**Directions:**
Every entry below should be printed exactly, without its images.

**Task material:**
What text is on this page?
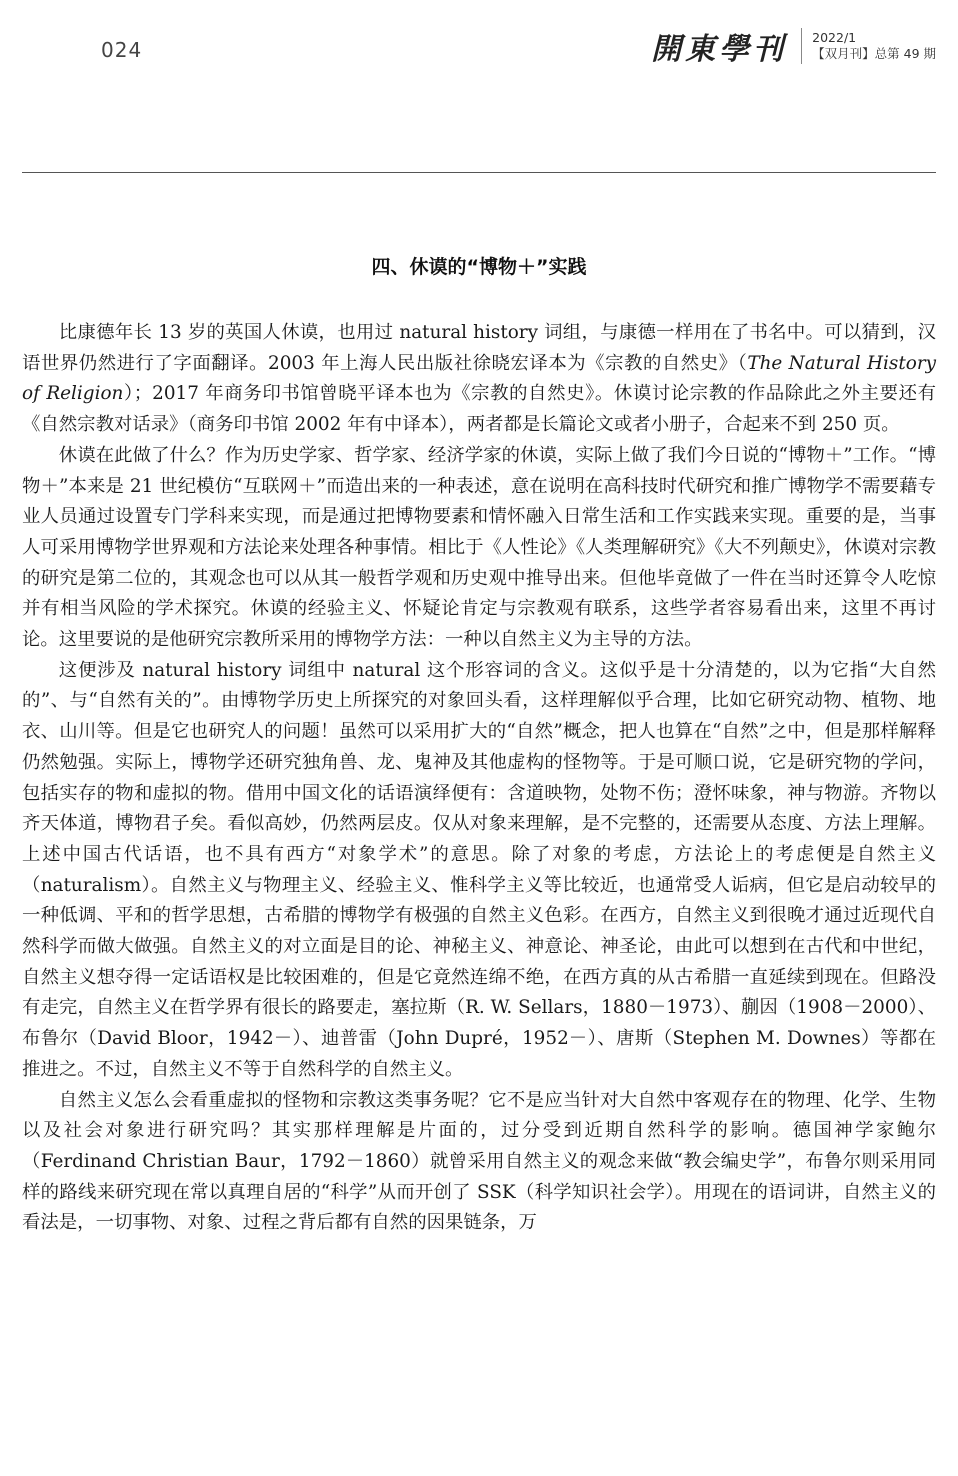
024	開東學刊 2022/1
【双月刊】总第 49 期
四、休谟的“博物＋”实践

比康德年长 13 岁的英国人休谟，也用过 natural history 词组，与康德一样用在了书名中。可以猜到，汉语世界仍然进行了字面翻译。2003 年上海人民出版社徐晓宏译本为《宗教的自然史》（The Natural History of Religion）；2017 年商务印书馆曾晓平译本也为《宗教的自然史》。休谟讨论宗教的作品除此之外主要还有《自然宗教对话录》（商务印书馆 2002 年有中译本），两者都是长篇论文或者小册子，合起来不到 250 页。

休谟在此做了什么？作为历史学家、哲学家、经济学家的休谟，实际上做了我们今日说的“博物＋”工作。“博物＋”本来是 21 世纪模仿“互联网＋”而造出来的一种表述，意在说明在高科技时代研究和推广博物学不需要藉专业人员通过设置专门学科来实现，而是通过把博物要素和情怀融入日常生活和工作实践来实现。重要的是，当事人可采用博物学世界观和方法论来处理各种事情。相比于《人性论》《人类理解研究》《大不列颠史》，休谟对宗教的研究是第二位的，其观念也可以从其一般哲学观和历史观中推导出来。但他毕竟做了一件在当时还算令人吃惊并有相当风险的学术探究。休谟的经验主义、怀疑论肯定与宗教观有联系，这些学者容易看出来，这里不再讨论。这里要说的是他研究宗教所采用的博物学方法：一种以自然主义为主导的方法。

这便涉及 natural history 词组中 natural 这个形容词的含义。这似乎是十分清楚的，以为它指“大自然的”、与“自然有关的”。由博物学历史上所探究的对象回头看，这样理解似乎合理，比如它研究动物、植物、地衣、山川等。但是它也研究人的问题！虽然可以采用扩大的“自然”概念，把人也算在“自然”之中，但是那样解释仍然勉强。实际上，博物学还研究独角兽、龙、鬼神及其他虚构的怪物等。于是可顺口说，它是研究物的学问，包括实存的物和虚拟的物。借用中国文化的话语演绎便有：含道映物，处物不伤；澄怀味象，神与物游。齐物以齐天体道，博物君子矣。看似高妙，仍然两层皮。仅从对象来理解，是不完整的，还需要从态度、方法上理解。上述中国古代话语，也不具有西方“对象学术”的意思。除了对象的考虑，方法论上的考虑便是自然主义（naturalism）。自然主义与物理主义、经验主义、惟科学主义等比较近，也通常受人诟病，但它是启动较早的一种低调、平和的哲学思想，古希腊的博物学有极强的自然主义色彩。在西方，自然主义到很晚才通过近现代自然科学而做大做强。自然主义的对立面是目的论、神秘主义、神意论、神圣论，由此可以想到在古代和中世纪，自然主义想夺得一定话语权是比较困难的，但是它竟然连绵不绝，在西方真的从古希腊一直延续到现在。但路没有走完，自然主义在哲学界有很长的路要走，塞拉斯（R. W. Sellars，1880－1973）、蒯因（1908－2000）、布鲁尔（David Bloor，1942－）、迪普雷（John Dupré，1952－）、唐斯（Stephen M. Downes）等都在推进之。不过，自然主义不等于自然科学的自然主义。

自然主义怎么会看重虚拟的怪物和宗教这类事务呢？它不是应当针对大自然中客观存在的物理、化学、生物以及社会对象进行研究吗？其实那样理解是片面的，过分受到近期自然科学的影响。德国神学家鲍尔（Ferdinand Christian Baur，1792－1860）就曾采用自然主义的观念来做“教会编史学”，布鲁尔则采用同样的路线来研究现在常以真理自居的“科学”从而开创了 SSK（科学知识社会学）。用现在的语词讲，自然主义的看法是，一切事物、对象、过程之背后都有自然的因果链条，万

**Final result:**
What text is on this page?
024	開東學刊 2022/1
【双月刊】总第 49 期
四、休谟的“博物＋”实践

比康德年长 13 岁的英国人休谟，也用过 natural history 词组，与康德一样用在了书名中。可以猜到，汉语世界仍然进行了字面翻译。2003 年上海人民出版社徐晓宏译本为《宗教的自然史》（The Natural History of Religion）；2017 年商务印书馆曾晓平译本也为《宗教的自然史》。休谟讨论宗教的作品除此之外主要还有《自然宗教对话录》（商务印书馆 2002 年有中译本），两者都是长篇论文或者小册子，合起来不到 250 页。

休谟在此做了什么？作为历史学家、哲学家、经济学家的休谟，实际上做了我们今日说的“博物＋”工作。“博物＋”本来是 21 世纪模仿“互联网＋”而造出来的一种表述，意在说明在高科技时代研究和推广博物学不需要藉专业人员通过设置专门学科来实现，而是通过把博物要素和情怀融入日常生活和工作实践来实现。重要的是，当事人可采用博物学世界观和方法论来处理各种事情。相比于《人性论》《人类理解研究》《大不列颠史》，休谟对宗教的研究是第二位的，其观念也可以从其一般哲学观和历史观中推导出来。但他毕竟做了一件在当时还算令人吃惊并有相当风险的学术探究。休谟的经验主义、怀疑论肯定与宗教观有联系，这些学者容易看出来，这里不再讨论。这里要说的是他研究宗教所采用的博物学方法：一种以自然主义为主导的方法。

这便涉及 natural history 词组中 natural 这个形容词的含义。这似乎是十分清楚的，以为它指“大自然的”、与“自然有关的”。由博物学历史上所探究的对象回头看，这样理解似乎合理，比如它研究动物、植物、地衣、山川等。但是它也研究人的问题！虽然可以采用扩大的“自然”概念，把人也算在“自然”之中，但是那样解释仍然勉强。实际上，博物学还研究独角兽、龙、鬼神及其他虚构的怪物等。于是可顺口说，它是研究物的学问，包括实存的物和虚拟的物。借用中国文化的话语演绎便有：含道映物，处物不伤；澄怀味象，神与物游。齐物以齐天体道，博物君子矣。看似高妙，仍然两层皮。仅从对象来理解，是不完整的，还需要从态度、方法上理解。上述中国古代话语，也不具有西方“对象学术”的意思。除了对象的考虑，方法论上的考虑便是自然主义（naturalism）。自然主义与物理主义、经验主义、惟科学主义等比较近，也通常受人诟病，但它是启动较早的一种低调、平和的哲学思想，古希腊的博物学有极强的自然主义色彩。在西方，自然主义到很晚才通过近现代自然科学而做大做强。自然主义的对立面是目的论、神秘主义、神意论、神圣论，由此可以想到在古代和中世纪，自然主义想夺得一定话语权是比较困难的，但是它竟然连绵不绝，在西方真的从古希腊一直延续到现在。但路没有走完，自然主义在哲学界有很长的路要走，塞拉斯（R. W. Sellars，1880－1973）、蒯因（1908－2000）、布鲁尔（David Bloor，1942－）、迪普雷（John Dupré，1952－）、唐斯（Stephen M. Downes）等都在推进之。不过，自然主义不等于自然科学的自然主义。

自然主义怎么会看重虚拟的怪物和宗教这类事务呢？它不是应当针对大自然中客观存在的物理、化学、生物以及社会对象进行研究吗？其实那样理解是片面的，过分受到近期自然科学的影响。德国神学家鲍尔（Ferdinand Christian Baur，1792－1860）就曾采用自然主义的观念来做“教会编史学”，布鲁尔则采用同样的路线来研究现在常以真理自居的“科学”从而开创了 SSK（科学知识社会学）。用现在的语词讲，自然主义的看法是，一切事物、对象、过程之背后都有自然的因果链条，万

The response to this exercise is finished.